SHORT EXERCISE >>
Make an exact copy of the data below, leaving out every picture.

(Extracted data entries)
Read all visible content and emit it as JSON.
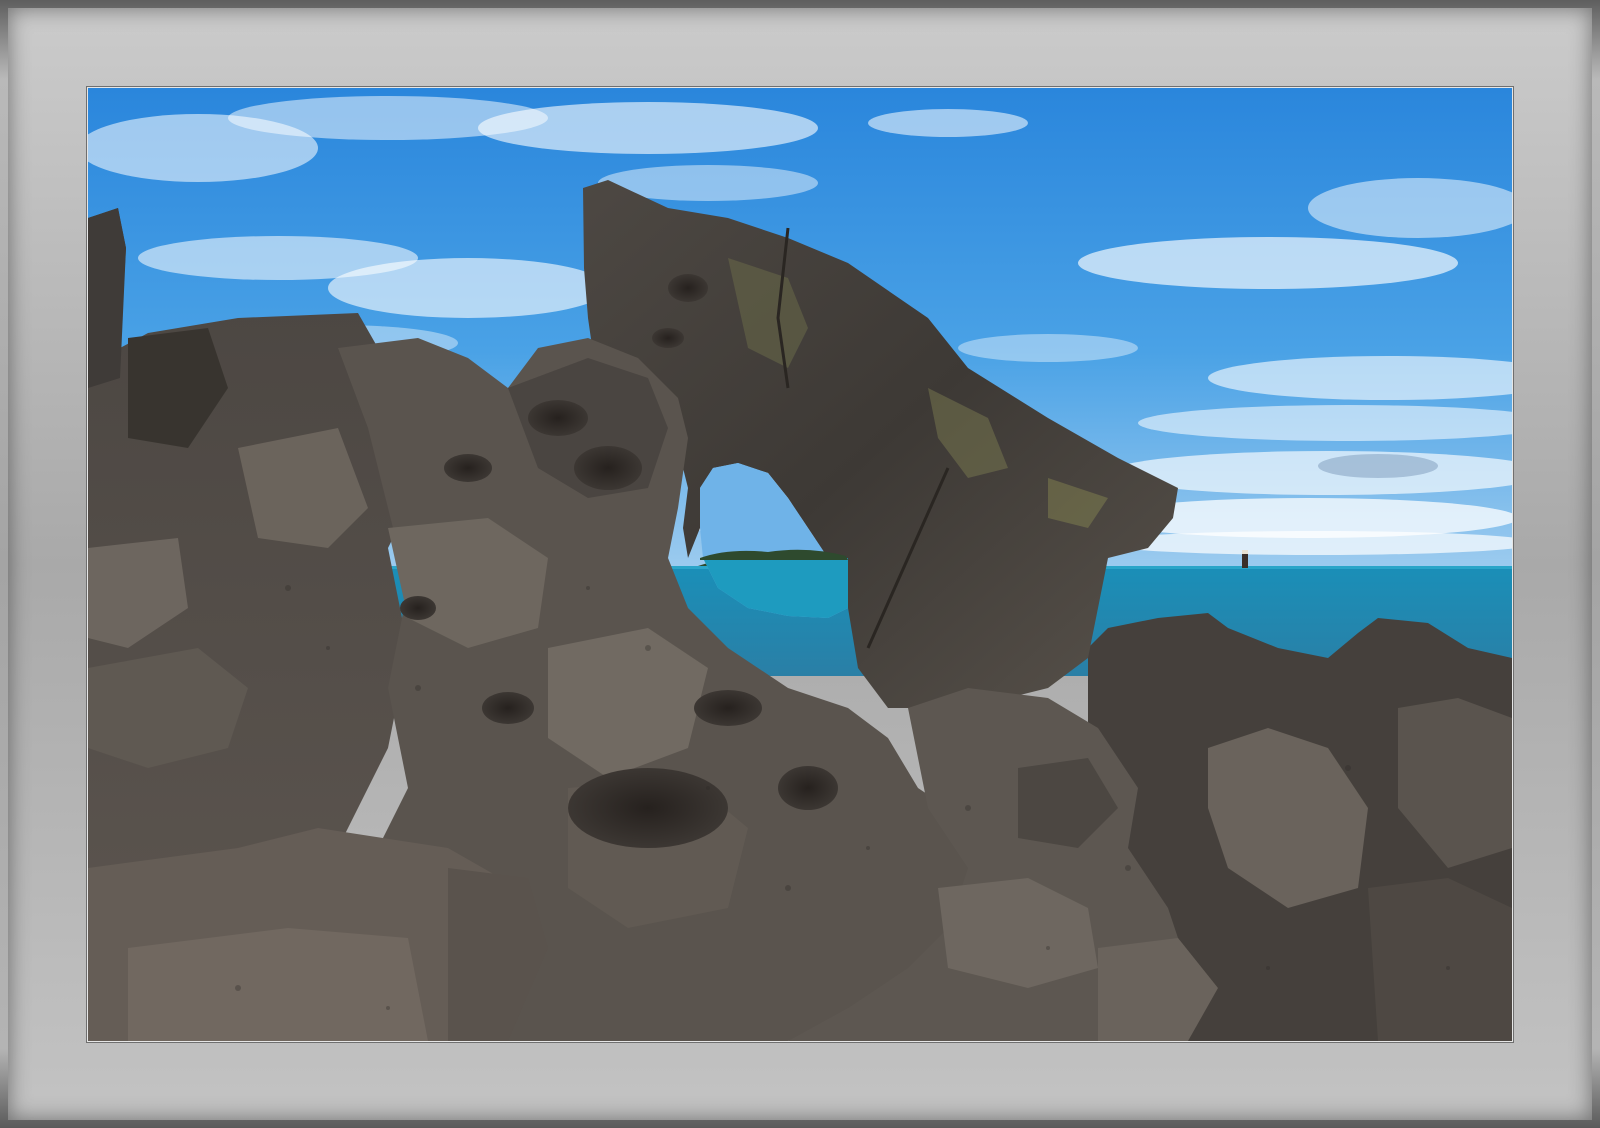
{
  "scene": {
    "subject": "volcanic-rock-arch",
    "colors": {
      "sky_top": "#2f8de0",
      "sky_bottom": "#7ec0ee",
      "sea": "#1e9bbf",
      "sea_near": "#2bb0c9",
      "rock_dark": "#3c3936",
      "rock_mid": "#5e5954",
      "rock_light": "#7d766e",
      "lichen": "#8a8a52",
      "mat_light": "#c8c8c8",
      "mat_dark": "#5e5e5e"
    }
  }
}
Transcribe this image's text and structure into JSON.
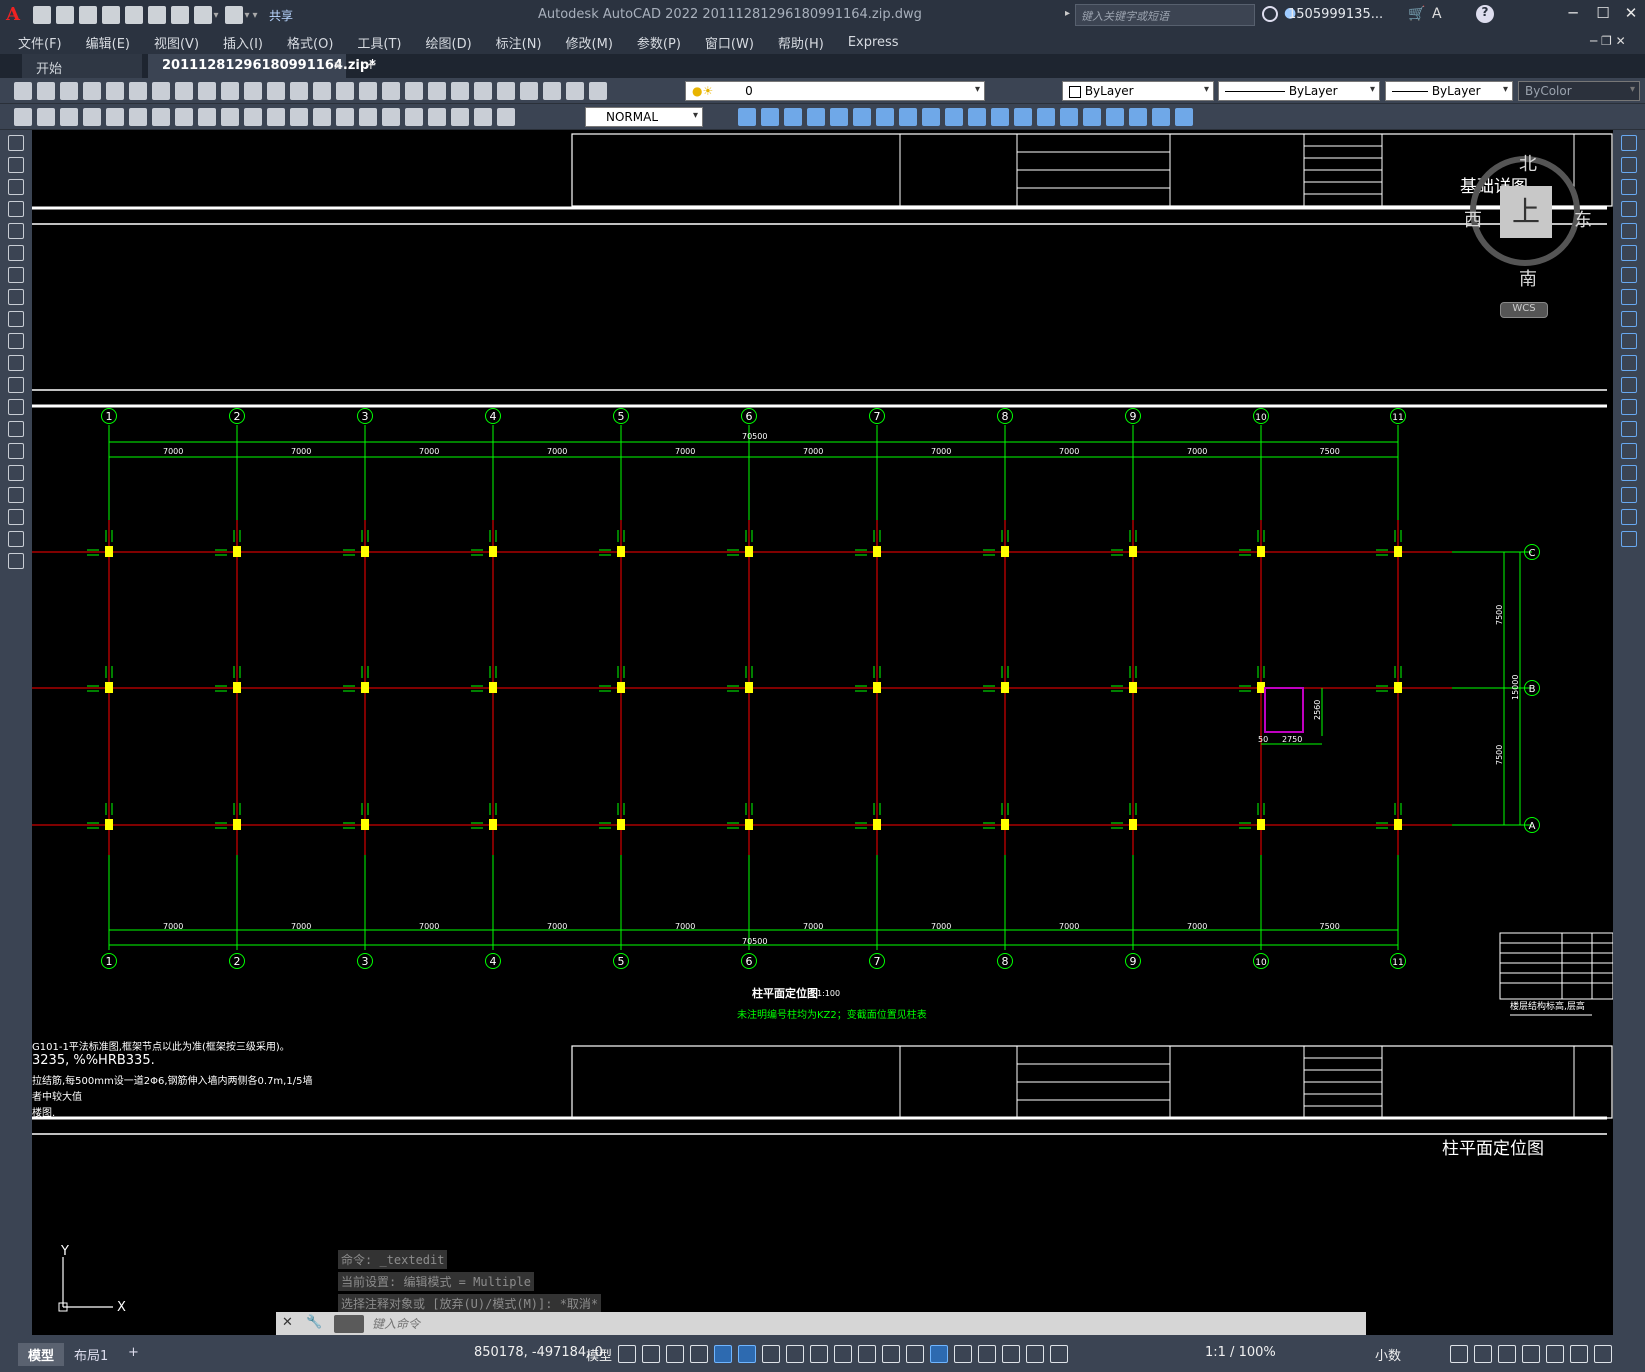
{
  "titlebar": {
    "app_title": "Autodesk AutoCAD 2022    20111281296180991164.zip.dwg",
    "share_label": "共享",
    "search_placeholder": "键入关键字或短语",
    "user_name": "1505999135...",
    "window_controls": [
      "minimize",
      "maximize",
      "close"
    ]
  },
  "menubar": {
    "items": [
      "文件(F)",
      "编辑(E)",
      "视图(V)",
      "插入(I)",
      "格式(O)",
      "工具(T)",
      "绘图(D)",
      "标注(N)",
      "修改(M)",
      "参数(P)",
      "窗口(W)",
      "帮助(H)",
      "Express"
    ]
  },
  "tabs": {
    "start": "开始",
    "file": "20111281296180991164.zip*"
  },
  "toolbar": {
    "layer_value": "0",
    "color_value": "ByLayer",
    "linetype_value": "ByLayer",
    "lineweight_value": "ByLayer",
    "plotstyle_value": "ByColor",
    "textstyle_value": "NORMAL"
  },
  "viewcube": {
    "north": "北",
    "south": "南",
    "west": "西",
    "east": "东",
    "face": "上",
    "wcs": "WCS"
  },
  "drawing": {
    "title_top_right": "基础详图",
    "title_bottom_right": "柱平面定位图",
    "plan_title": "柱平面定位图",
    "plan_scale": "1:100",
    "plan_note": "未注明编号柱均为KZ2；变截面位置见柱表",
    "axes": [
      "1",
      "2",
      "3",
      "4",
      "5",
      "6",
      "7",
      "8",
      "9",
      "10",
      "11"
    ],
    "row_axes": [
      "C",
      "B",
      "A"
    ],
    "spans": [
      "7000",
      "7000",
      "7000",
      "7000",
      "7000",
      "7000",
      "7000",
      "7000",
      "7000",
      "7500"
    ],
    "total_length": "70500",
    "row_spans": [
      "7500",
      "7500"
    ],
    "total_width": "15000",
    "notes": [
      "G101-1平法标准图,框架节点以此为准(框架按三级采用)。",
      "3235, %%HRB335.",
      "拉结筋,每500mm设一道2Φ6,钢筋伸入墙内两侧各0.7m,1/5墙",
      "者中较大值",
      "楼图."
    ],
    "detail_dims": [
      "2750",
      "2560",
      "50"
    ],
    "level_table_title": "楼层结构标高,层高"
  },
  "command": {
    "history": [
      "命令: _textedit",
      "当前设置: 编辑模式 = Multiple",
      "选择注释对象或 [放弃(U)/模式(M)]: *取消*"
    ],
    "placeholder": "键入命令"
  },
  "statusbar": {
    "layout_model": "模型",
    "layout_1": "布局1",
    "add": "+",
    "coords": "850178, -497184, 0",
    "model": "模型",
    "scale": "1:1 / 100%",
    "units": "小数"
  },
  "colors": {
    "grid_green": "#00ff00",
    "beam_red": "#ff0000",
    "column_yellow": "#ffff00",
    "frame_white": "#ffffff",
    "ui_dark": "#3b4453"
  }
}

FINAL ANSWER >>
Read all visible content and emit it as JSON.
{
  "scene": {
    "subject": "volcanic-rock-arch",
    "colors": {
      "sky_top": "#2f8de0",
      "sky_bottom": "#7ec0ee",
      "sea": "#1e9bbf",
      "sea_near": "#2bb0c9",
      "rock_dark": "#3c3936",
      "rock_mid": "#5e5954",
      "rock_light": "#7d766e",
      "lichen": "#8a8a52",
      "mat_light": "#c8c8c8",
      "mat_dark": "#5e5e5e"
    }
  }
}
Transcribe this image's text and structure into JSON.
{
  "titlebar": {
    "app_title": "Autodesk AutoCAD 2022    20111281296180991164.zip.dwg",
    "share_label": "共享",
    "search_placeholder": "键入关键字或短语",
    "user_name": "1505999135...",
    "window_controls": [
      "minimize",
      "maximize",
      "close"
    ]
  },
  "menubar": {
    "items": [
      "文件(F)",
      "编辑(E)",
      "视图(V)",
      "插入(I)",
      "格式(O)",
      "工具(T)",
      "绘图(D)",
      "标注(N)",
      "修改(M)",
      "参数(P)",
      "窗口(W)",
      "帮助(H)",
      "Express"
    ]
  },
  "tabs": {
    "start": "开始",
    "file": "20111281296180991164.zip*"
  },
  "toolbar": {
    "layer_value": "0",
    "color_value": "ByLayer",
    "linetype_value": "ByLayer",
    "lineweight_value": "ByLayer",
    "plotstyle_value": "ByColor",
    "textstyle_value": "NORMAL"
  },
  "viewcube": {
    "north": "北",
    "south": "南",
    "west": "西",
    "east": "东",
    "face": "上",
    "wcs": "WCS"
  },
  "drawing": {
    "title_top_right": "基础详图",
    "title_bottom_right": "柱平面定位图",
    "plan_title": "柱平面定位图",
    "plan_scale": "1:100",
    "plan_note": "未注明编号柱均为KZ2；变截面位置见柱表",
    "axes": [
      "1",
      "2",
      "3",
      "4",
      "5",
      "6",
      "7",
      "8",
      "9",
      "10",
      "11"
    ],
    "row_axes": [
      "C",
      "B",
      "A"
    ],
    "spans": [
      "7000",
      "7000",
      "7000",
      "7000",
      "7000",
      "7000",
      "7000",
      "7000",
      "7000",
      "7500"
    ],
    "total_length": "70500",
    "row_spans": [
      "7500",
      "7500"
    ],
    "total_width": "15000",
    "notes": [
      "G101-1平法标准图,框架节点以此为准(框架按三级采用)。",
      "3235, %%HRB335.",
      "拉结筋,每500mm设一道2Φ6,钢筋伸入墙内两侧各0.7m,1/5墙",
      "者中较大值",
      "楼图."
    ],
    "detail_dims": [
      "2750",
      "2560",
      "50"
    ],
    "level_table_title": "楼层结构标高,层高"
  },
  "command": {
    "history": [
      "命令: _textedit",
      "当前设置: 编辑模式 = Multiple",
      "选择注释对象或 [放弃(U)/模式(M)]: *取消*"
    ],
    "placeholder": "键入命令"
  },
  "statusbar": {
    "layout_model": "模型",
    "layout_1": "布局1",
    "add": "+",
    "coords": "850178, -497184, 0",
    "model": "模型",
    "scale": "1:1 / 100%",
    "units": "小数"
  },
  "colors": {
    "grid_green": "#00ff00",
    "beam_red": "#ff0000",
    "column_yellow": "#ffff00",
    "frame_white": "#ffffff",
    "ui_dark": "#3b4453"
  }
}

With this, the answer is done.